++++ Supplied information

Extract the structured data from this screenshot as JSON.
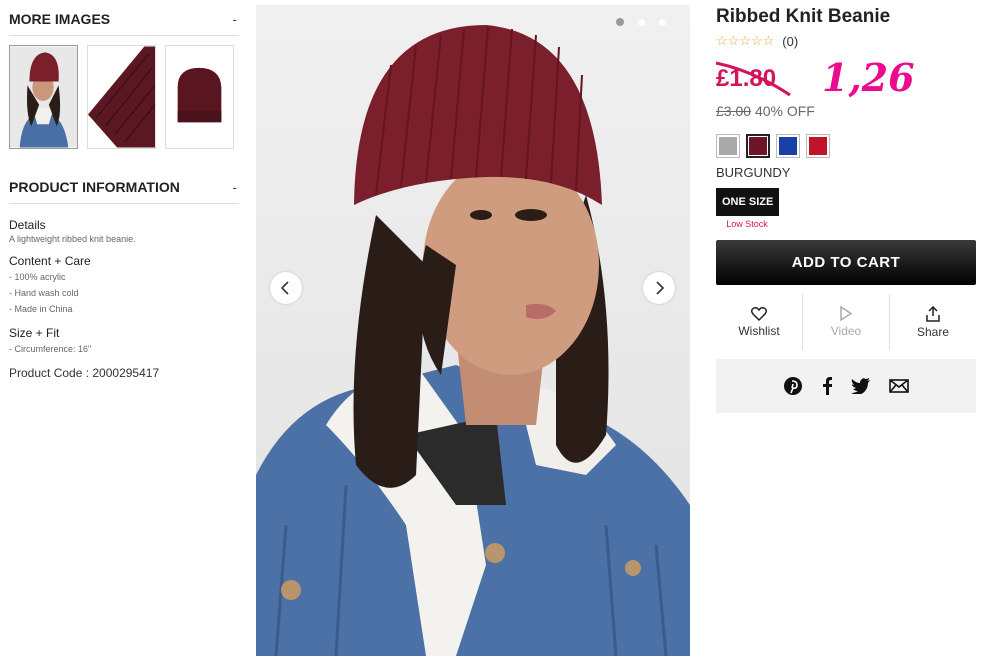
{
  "more_images": {
    "title": "MORE IMAGES",
    "toggle": "-"
  },
  "product_info": {
    "title": "PRODUCT INFORMATION",
    "toggle": "-",
    "details_heading": "Details",
    "details_text": "A lightweight ribbed knit beanie.",
    "content_heading": "Content + Care",
    "content_items": [
      "- 100% acrylic",
      "- Hand wash cold",
      "- Made in China"
    ],
    "size_heading": "Size + Fit",
    "size_items": [
      "- Circumference: 16\""
    ],
    "product_code": "Product Code : 2000295417"
  },
  "product": {
    "title": "Ribbed Knit Beanie",
    "rating_count": "(0)",
    "stars": "☆☆☆☆☆",
    "old_price": "£1.80",
    "new_price": "1,26",
    "original_price": "£3.00",
    "discount": "40% OFF",
    "color_name": "BURGUNDY",
    "size": "ONE SIZE",
    "stock": "Low Stock",
    "add_to_cart": "ADD TO CART",
    "wishlist": "Wishlist",
    "video": "Video",
    "share": "Share"
  },
  "swatches": [
    {
      "name": "heather-grey",
      "color": "#a9a9a9"
    },
    {
      "name": "burgundy",
      "color": "#6d1626"
    },
    {
      "name": "royal-blue",
      "color": "#1a3fa8"
    },
    {
      "name": "red",
      "color": "#c0142a"
    }
  ],
  "colors": {
    "accent": "#d4145a",
    "new_price": "#ec0a8d",
    "beanie": "#7a1f2b"
  },
  "carousel": {
    "active_dot": 1,
    "total_dots": 3
  }
}
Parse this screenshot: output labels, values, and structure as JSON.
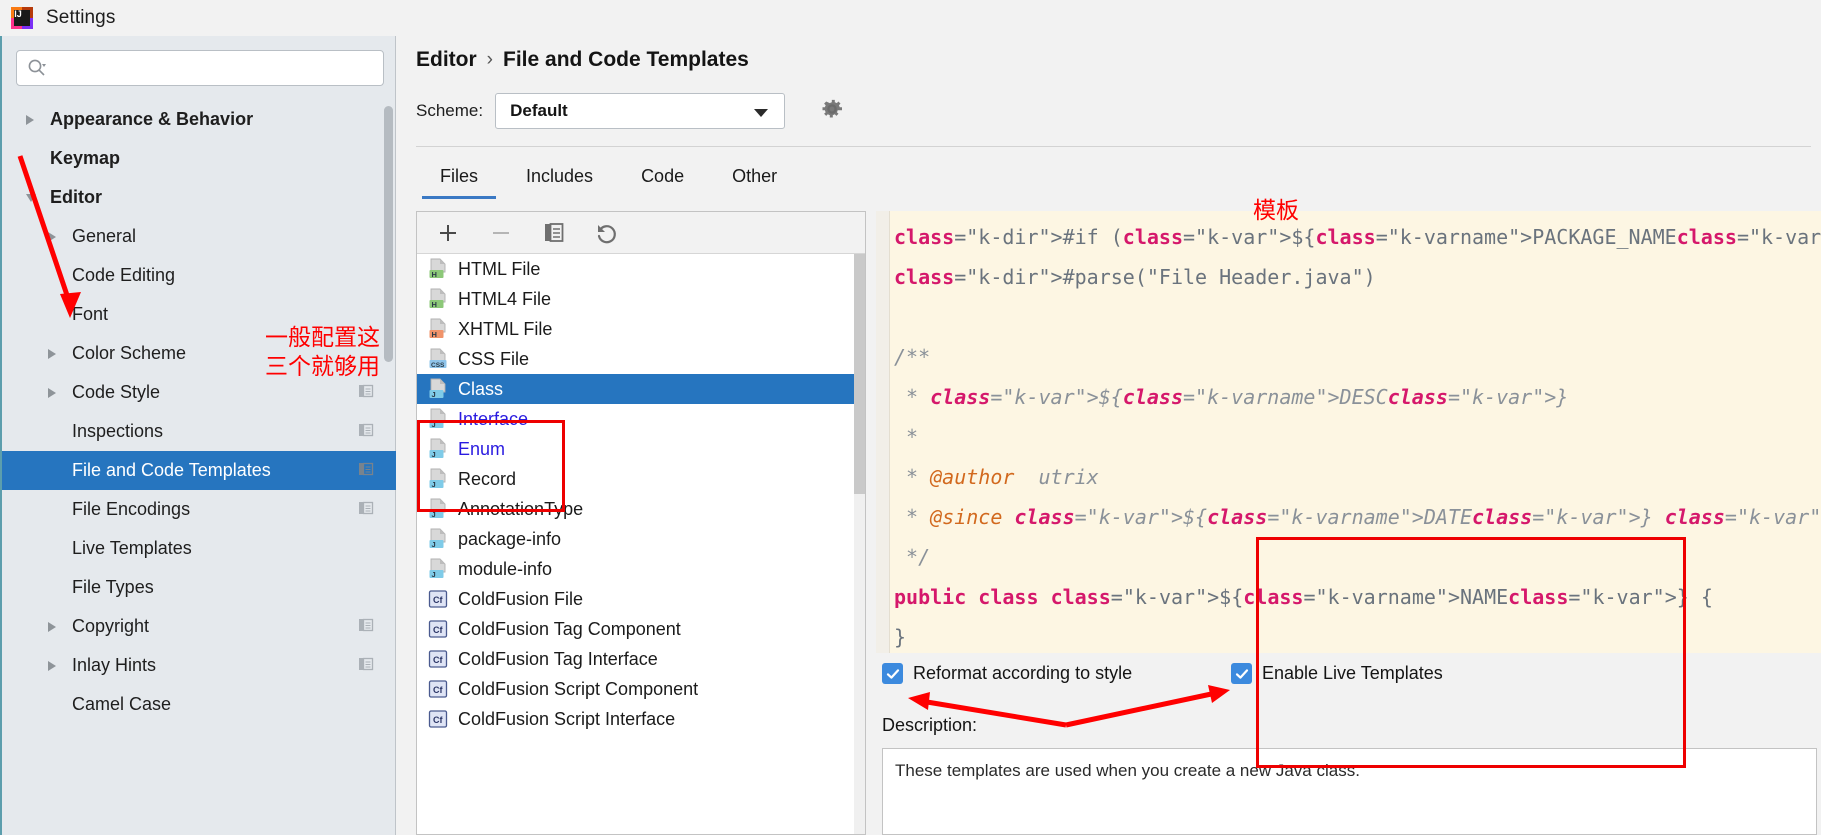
{
  "window": {
    "title": "Settings",
    "logo_text": "IJ"
  },
  "search": {
    "placeholder": "",
    "value": "",
    "icon": "search-icon"
  },
  "sidebar": {
    "items": [
      {
        "label": "Appearance & Behavior",
        "level": 0,
        "arrow": "collapsed",
        "selected": false,
        "badge": false
      },
      {
        "label": "Keymap",
        "level": 0,
        "arrow": "none",
        "selected": false,
        "badge": false
      },
      {
        "label": "Editor",
        "level": 0,
        "arrow": "expanded",
        "selected": false,
        "badge": false
      },
      {
        "label": "General",
        "level": 1,
        "arrow": "collapsed",
        "selected": false,
        "badge": false
      },
      {
        "label": "Code Editing",
        "level": 1,
        "arrow": "none",
        "selected": false,
        "badge": false
      },
      {
        "label": "Font",
        "level": 1,
        "arrow": "none",
        "selected": false,
        "badge": false
      },
      {
        "label": "Color Scheme",
        "level": 1,
        "arrow": "collapsed",
        "selected": false,
        "badge": false
      },
      {
        "label": "Code Style",
        "level": 1,
        "arrow": "collapsed",
        "selected": false,
        "badge": true
      },
      {
        "label": "Inspections",
        "level": 1,
        "arrow": "none",
        "selected": false,
        "badge": true
      },
      {
        "label": "File and Code Templates",
        "level": 1,
        "arrow": "none",
        "selected": true,
        "badge": true
      },
      {
        "label": "File Encodings",
        "level": 1,
        "arrow": "none",
        "selected": false,
        "badge": true
      },
      {
        "label": "Live Templates",
        "level": 1,
        "arrow": "none",
        "selected": false,
        "badge": false
      },
      {
        "label": "File Types",
        "level": 1,
        "arrow": "none",
        "selected": false,
        "badge": false
      },
      {
        "label": "Copyright",
        "level": 1,
        "arrow": "collapsed",
        "selected": false,
        "badge": true
      },
      {
        "label": "Inlay Hints",
        "level": 1,
        "arrow": "collapsed",
        "selected": false,
        "badge": true
      },
      {
        "label": "Camel Case",
        "level": 1,
        "arrow": "none",
        "selected": false,
        "badge": false
      }
    ]
  },
  "header": {
    "breadcrumb_parent": "Editor",
    "breadcrumb_sep": "›",
    "breadcrumb_current": "File and Code Templates",
    "scheme_label": "Scheme:",
    "scheme_value": "Default",
    "gear_icon": "gear-icon"
  },
  "tabs": [
    {
      "label": "Files",
      "active": true
    },
    {
      "label": "Includes",
      "active": false
    },
    {
      "label": "Code",
      "active": false
    },
    {
      "label": "Other",
      "active": false
    }
  ],
  "list_toolbar": [
    {
      "name": "add-template-button",
      "icon": "plus-icon"
    },
    {
      "name": "remove-template-button",
      "icon": "minus-icon"
    },
    {
      "name": "copy-template-button",
      "icon": "copy-icon"
    },
    {
      "name": "reset-template-button",
      "icon": "undo-icon"
    }
  ],
  "templates": [
    {
      "label": "HTML File",
      "icon": "html-file-icon",
      "badge": "H",
      "badge_color": "#8cc878",
      "state": "normal"
    },
    {
      "label": "HTML4 File",
      "icon": "html4-file-icon",
      "badge": "H",
      "badge_color": "#8cc878",
      "state": "normal"
    },
    {
      "label": "XHTML File",
      "icon": "xhtml-file-icon",
      "badge": "H",
      "badge_color": "#f0936a",
      "state": "normal"
    },
    {
      "label": "CSS File",
      "icon": "css-file-icon",
      "badge": "CSS",
      "badge_color": "#8fc4ea",
      "state": "normal"
    },
    {
      "label": "Class",
      "icon": "java-class-icon",
      "badge": "J",
      "badge_color": "#7fcbe8",
      "state": "selected"
    },
    {
      "label": "Interface",
      "icon": "java-interface-icon",
      "badge": "J",
      "badge_color": "#7fcbe8",
      "state": "modified"
    },
    {
      "label": "Enum",
      "icon": "java-enum-icon",
      "badge": "J",
      "badge_color": "#7fcbe8",
      "state": "modified"
    },
    {
      "label": "Record",
      "icon": "java-record-icon",
      "badge": "J",
      "badge_color": "#7fcbe8",
      "state": "normal"
    },
    {
      "label": "AnnotationType",
      "icon": "java-annotation-icon",
      "badge": "J",
      "badge_color": "#7fcbe8",
      "state": "normal"
    },
    {
      "label": "package-info",
      "icon": "java-package-icon",
      "badge": "J",
      "badge_color": "#7fcbe8",
      "state": "normal"
    },
    {
      "label": "module-info",
      "icon": "java-module-icon",
      "badge": "J",
      "badge_color": "#7fcbe8",
      "state": "normal"
    },
    {
      "label": "ColdFusion File",
      "icon": "coldfusion-icon",
      "badge": "Cf",
      "badge_color": "#dfe4f5",
      "state": "normal"
    },
    {
      "label": "ColdFusion Tag Component",
      "icon": "coldfusion-icon",
      "badge": "Cf",
      "badge_color": "#dfe4f5",
      "state": "normal"
    },
    {
      "label": "ColdFusion Tag Interface",
      "icon": "coldfusion-icon",
      "badge": "Cf",
      "badge_color": "#dfe4f5",
      "state": "normal"
    },
    {
      "label": "ColdFusion Script Component",
      "icon": "coldfusion-icon",
      "badge": "Cf",
      "badge_color": "#dfe4f5",
      "state": "normal"
    },
    {
      "label": "ColdFusion Script Interface",
      "icon": "coldfusion-icon",
      "badge": "Cf",
      "badge_color": "#dfe4f5",
      "state": "normal"
    }
  ],
  "editor": {
    "lines": [
      "#if (${PACKAGE_NAME} && ${PACKAGE_NAME} != \"\")package ${PACKAGE_NAME};#end",
      "#parse(\"File Header.java\")",
      "",
      "/**",
      " * ${DESC}",
      " *",
      " * @author  utrix",
      " * @since ${DATE} ${TIME}",
      " */",
      "public class ${NAME} {",
      "}"
    ]
  },
  "options": {
    "reformat": {
      "label": "Reformat according to style",
      "checked": true
    },
    "live_templates": {
      "label": "Enable Live Templates",
      "checked": true
    },
    "description_label": "Description:",
    "description_text": "These templates are used when you create a new Java class."
  },
  "annotations": {
    "sidebar_note": "一般配置这\n三个就够用",
    "template_note": "模板"
  },
  "colors": {
    "selection_blue": "#2675bf",
    "annotation_red": "#ff0000",
    "editor_bg": "#fdf6e3",
    "sidebar_bg": "#e5e9ed"
  }
}
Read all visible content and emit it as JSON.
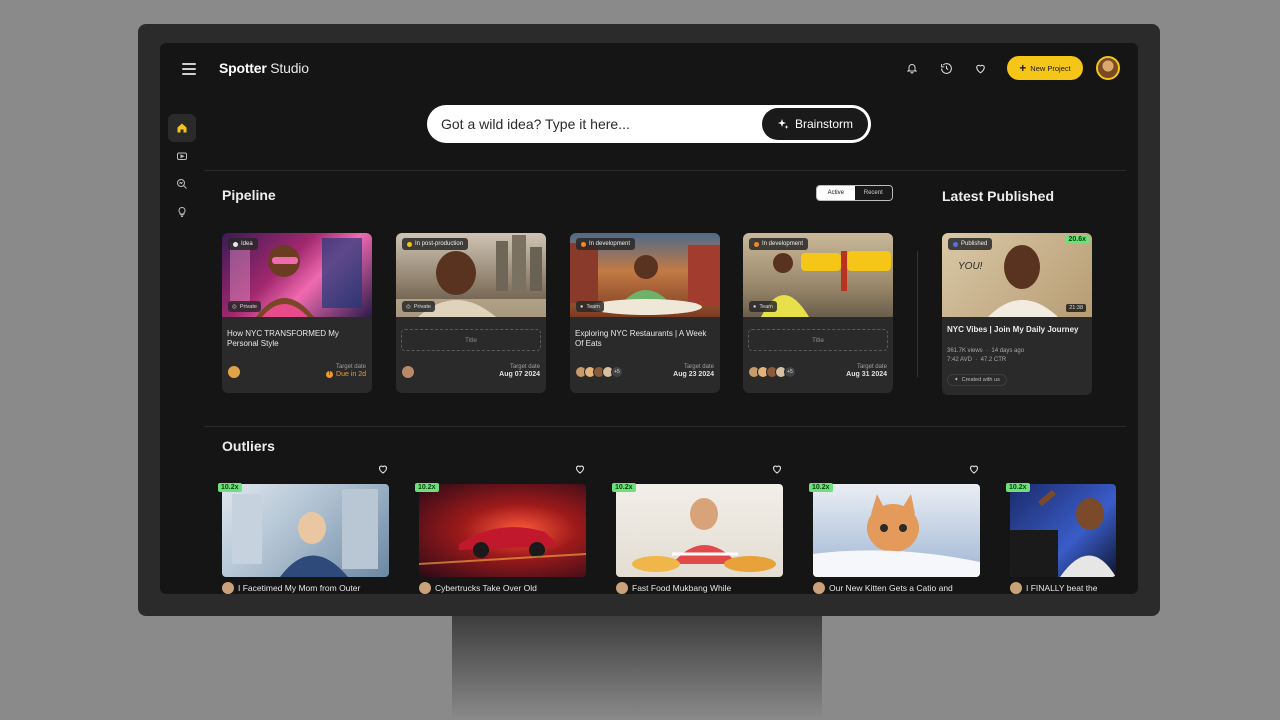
{
  "app": {
    "logo_bold": "Spotter",
    "logo_light": " Studio"
  },
  "header": {
    "new_project_label": "New Project"
  },
  "search": {
    "placeholder": "Got a wild idea? Type it here...",
    "button_label": "Brainstorm"
  },
  "pipeline": {
    "title": "Pipeline",
    "toggle": [
      "Active",
      "Recent"
    ],
    "cards": [
      {
        "status": "Idea",
        "status_color": "#e8e8e8",
        "visibility": "Private",
        "title": "How NYC TRANSFORMED My Personal Style",
        "target_label": "Target date",
        "target_value": "Due in 2d",
        "overdue": true
      },
      {
        "status": "In post-production",
        "status_color": "#f5c518",
        "visibility": "Private",
        "title_placeholder": "Title",
        "target_label": "Target date",
        "target_value": "Aug 07 2024"
      },
      {
        "status": "In development",
        "status_color": "#f08a24",
        "visibility": "Team",
        "title": "Exploring NYC Restaurants | A Week Of Eats",
        "target_label": "Target date",
        "target_value": "Aug 23 2024",
        "more_avatars": "+5"
      },
      {
        "status": "In development",
        "status_color": "#f08a24",
        "visibility": "Team",
        "title_placeholder": "Title",
        "target_label": "Target date",
        "target_value": "Aug 31 2024",
        "more_avatars": "+5"
      }
    ]
  },
  "latest_published": {
    "title": "Latest Published",
    "status": "Published",
    "multiplier": "20.6x",
    "duration": "21:38",
    "video_title": "NYC Vibes | Join My Daily Journey",
    "views": "361.7K views",
    "age": "14 days ago",
    "avd": "7:42 AVD",
    "ctr": "47.2 CTR",
    "created_with": "Created with us"
  },
  "outliers": {
    "title": "Outliers",
    "items": [
      {
        "multiplier": "10.2x",
        "title": "I Facetimed My Mom from Outer"
      },
      {
        "multiplier": "10.2x",
        "title": "Cybertrucks Take Over Old"
      },
      {
        "multiplier": "10.2x",
        "title": "Fast Food Mukbang While"
      },
      {
        "multiplier": "10.2x",
        "title": "Our New Kitten Gets a Catio and"
      },
      {
        "multiplier": "10.2x",
        "title": "I FINALLY beat the"
      }
    ]
  },
  "colors": {
    "accent": "#f5c518",
    "multiplier_bg": "#6ee07a",
    "background": "#151515",
    "card": "#2a2a2a"
  }
}
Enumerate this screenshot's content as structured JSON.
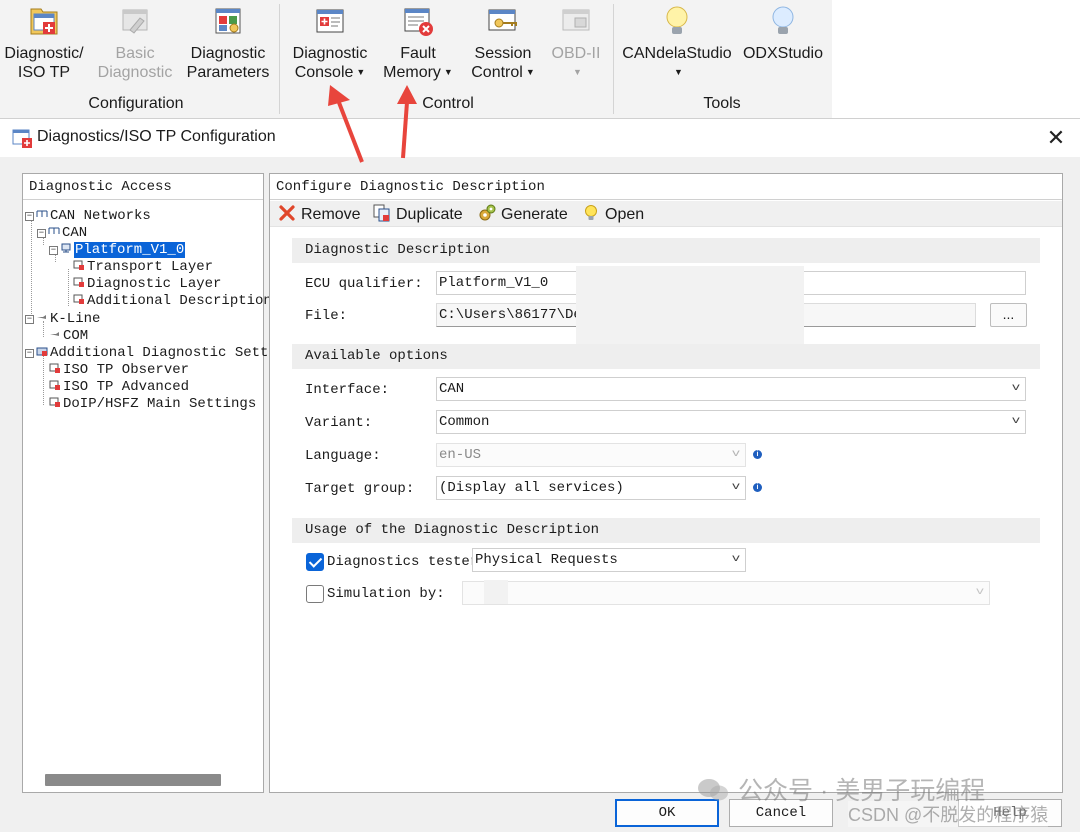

++++++++

▶ **Set task**:
Pull out every line in the data above that has the word "from".

▶ **The result**:
Extract the structured data from this screenshot as JSON.
        "title": "I Facetimed My Mom from Outer"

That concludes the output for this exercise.